Congratulations to the Javascripters! Gave up the bounty, but here is what I got. May/Might not work in all cases, but actually handles arrows starting in and arrowheads conncting to +es, as far as I know. Didn't even include searching for the S, is just (0,0) for now.

import Data.List
x%m=length m<=x||x<0
a s(x,y)z|y%s||x%(head s)=[]|0<1=b s(x,y)z$s!!y!!x
b s(x,y)z c|g c>[]=filter(>' ')$concat[a s(x+i k,y+i(3-k))k|k<-g c,k-z`mod`4/=2]|0<1=[c]
i=([0,-1,0,1]!!)
g c=findIndices(c`elem`)$words$"V|+S <-+S ^|+S >-+S"
f s=a(lines s)(0,0)0

I would like to see an APL version in spirit of https://www.youtube.com/watch?v=a9xAKttWgP4

As a start, a vectorized Julia solution which I think can be translated 1:0.3 to APL or J. It takes a string R representing a L x K arrowgram. It first translates the matrix of symbols into a matrix of small 3x3 matrices whose patterns are the binary expansions of the letters of the string "\0\x18\fH\t]]\x1cI". For example '+' is encoded as reshape([0,digits(int(']'),2,8)],3,3)

  0 2 0
  2 2 2
  0 2 0

In this representation, the path consists of 2's and gets flooded by 3's from the starting point.

A=zeros(Int,L*3+3,K*3+3)
s(i,j=i,n=2)=A[i:end+i-n,j:end+j-n]
Q=Int['A':'Z';'a':'z']
for k=0:K-1,l=0:L-1
r=R[K*l+k+1]
q=search(b"V^><+S|-",r)
d=reverse(digits(b"\0\x18\fH\t]]\x1cI"[q+1],2,8))
A[1+3l:3l+3,1+3k:3k+3]=2*[d;0]
A[3l+2,3k+2]+=r*(r in Q&&r!='V'&&r!='^')+(1-r)*(r=='S')+3(5>q>0)
end
m=0
while sum(A)>m
m=sum(A)
for i=0:1,j=1:2,(f,t)=[(3,6),(11,15)]
A[j:end+j-2,j:end+j-2]=max(s(j),f*(s(j).*s(2-i,1+i).==t))
end
end
for i=[1,4],k=Q
any(s(1,1,5).*s(5-i,i,5).==11*k)&&println(Char(k))
end

To test,

   R=b"""
       d  S------+    b
                 |     
                 |     
          c      +--->a
       """;

   K=search(R,'\n') # dimensions
   L=div(endof(R),K)


   include("arrow.jl")

a

By the way, I think the clause "Another + may be adjacent but the arrow should prioritize going on a - or | first." puts a vector approach at a disadvantage. Anyway, I just ignored it.

[Layout dataset entries]
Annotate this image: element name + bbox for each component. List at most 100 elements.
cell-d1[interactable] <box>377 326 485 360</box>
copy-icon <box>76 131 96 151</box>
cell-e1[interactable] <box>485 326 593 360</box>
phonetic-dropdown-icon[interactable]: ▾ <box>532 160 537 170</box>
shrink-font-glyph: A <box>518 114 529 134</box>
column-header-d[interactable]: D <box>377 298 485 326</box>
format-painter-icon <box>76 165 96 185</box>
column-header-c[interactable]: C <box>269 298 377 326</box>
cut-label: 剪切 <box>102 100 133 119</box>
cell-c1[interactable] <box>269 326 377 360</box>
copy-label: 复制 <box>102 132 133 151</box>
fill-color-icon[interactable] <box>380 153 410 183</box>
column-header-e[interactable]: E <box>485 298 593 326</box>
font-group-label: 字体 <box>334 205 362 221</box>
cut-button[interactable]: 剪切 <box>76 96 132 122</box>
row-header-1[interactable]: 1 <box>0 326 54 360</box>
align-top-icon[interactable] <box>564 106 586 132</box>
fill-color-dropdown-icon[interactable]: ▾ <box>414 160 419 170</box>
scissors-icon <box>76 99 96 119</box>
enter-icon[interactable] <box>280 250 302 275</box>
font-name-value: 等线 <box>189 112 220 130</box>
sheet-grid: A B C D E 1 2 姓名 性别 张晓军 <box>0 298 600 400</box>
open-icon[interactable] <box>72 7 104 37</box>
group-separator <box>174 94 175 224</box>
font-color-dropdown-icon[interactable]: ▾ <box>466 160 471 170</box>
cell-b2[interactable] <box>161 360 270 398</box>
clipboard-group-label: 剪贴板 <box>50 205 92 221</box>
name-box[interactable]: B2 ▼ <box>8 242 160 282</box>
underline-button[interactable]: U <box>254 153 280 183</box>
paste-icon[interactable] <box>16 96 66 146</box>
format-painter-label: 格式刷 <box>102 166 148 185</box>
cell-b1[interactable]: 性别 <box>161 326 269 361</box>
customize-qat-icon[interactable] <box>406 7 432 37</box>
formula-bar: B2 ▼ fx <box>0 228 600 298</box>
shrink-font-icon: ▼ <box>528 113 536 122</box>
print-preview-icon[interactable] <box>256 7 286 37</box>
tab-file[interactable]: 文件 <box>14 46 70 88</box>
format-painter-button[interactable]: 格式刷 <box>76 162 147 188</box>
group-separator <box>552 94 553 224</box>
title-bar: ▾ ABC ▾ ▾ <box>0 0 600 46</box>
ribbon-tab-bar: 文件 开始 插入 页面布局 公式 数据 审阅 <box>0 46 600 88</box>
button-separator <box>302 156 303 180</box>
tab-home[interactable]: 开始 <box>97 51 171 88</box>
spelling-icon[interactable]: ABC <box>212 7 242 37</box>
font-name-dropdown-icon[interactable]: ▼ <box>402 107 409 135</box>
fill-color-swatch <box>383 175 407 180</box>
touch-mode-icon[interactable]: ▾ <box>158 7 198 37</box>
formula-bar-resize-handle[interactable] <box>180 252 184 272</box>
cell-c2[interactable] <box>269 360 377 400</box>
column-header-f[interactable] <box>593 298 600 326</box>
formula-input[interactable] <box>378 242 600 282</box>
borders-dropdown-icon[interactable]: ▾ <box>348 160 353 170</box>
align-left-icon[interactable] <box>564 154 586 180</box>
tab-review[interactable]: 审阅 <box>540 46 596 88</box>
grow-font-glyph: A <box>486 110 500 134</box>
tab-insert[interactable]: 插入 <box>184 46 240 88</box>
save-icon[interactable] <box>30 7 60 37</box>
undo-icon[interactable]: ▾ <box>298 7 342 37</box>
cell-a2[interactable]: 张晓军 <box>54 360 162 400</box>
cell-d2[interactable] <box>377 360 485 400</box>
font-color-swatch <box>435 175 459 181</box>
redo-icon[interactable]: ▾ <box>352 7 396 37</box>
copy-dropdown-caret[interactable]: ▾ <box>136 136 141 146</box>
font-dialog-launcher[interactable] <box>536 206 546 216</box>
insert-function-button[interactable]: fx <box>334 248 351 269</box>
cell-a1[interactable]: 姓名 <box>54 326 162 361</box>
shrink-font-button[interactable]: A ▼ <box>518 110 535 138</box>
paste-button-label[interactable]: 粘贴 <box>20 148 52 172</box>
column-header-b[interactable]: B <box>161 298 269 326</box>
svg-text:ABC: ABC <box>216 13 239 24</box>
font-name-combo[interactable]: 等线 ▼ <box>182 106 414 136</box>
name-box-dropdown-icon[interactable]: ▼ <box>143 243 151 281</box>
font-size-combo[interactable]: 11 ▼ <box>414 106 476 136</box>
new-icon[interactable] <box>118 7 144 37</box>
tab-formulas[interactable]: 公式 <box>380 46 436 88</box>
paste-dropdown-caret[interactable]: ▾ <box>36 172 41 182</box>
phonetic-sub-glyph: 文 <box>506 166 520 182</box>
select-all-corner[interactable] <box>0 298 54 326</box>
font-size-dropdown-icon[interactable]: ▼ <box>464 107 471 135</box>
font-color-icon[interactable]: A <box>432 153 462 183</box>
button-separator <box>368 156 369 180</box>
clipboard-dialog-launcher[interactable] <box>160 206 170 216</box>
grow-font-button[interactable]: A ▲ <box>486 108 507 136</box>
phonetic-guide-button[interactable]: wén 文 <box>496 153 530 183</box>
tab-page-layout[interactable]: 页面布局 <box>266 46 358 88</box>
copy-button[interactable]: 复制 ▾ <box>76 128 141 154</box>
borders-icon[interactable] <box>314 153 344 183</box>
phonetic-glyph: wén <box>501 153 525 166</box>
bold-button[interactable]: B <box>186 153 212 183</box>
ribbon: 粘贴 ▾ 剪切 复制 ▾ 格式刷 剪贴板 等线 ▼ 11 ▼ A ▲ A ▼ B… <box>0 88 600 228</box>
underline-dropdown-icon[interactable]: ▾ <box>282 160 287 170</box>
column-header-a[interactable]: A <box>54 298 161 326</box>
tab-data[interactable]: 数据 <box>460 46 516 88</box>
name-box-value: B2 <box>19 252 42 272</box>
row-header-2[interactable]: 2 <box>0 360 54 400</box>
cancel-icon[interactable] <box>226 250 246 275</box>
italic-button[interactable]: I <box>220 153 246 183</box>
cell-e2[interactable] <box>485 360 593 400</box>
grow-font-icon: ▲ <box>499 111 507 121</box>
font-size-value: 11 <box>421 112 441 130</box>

Set exercise
In the arrowgram thread, what number makes up the path in the Julia solution's representation, and what number floods it from the starting point? None of these records matter here.

Result for this task
The path consists of 2's and gets flooded by 3's from the starting point.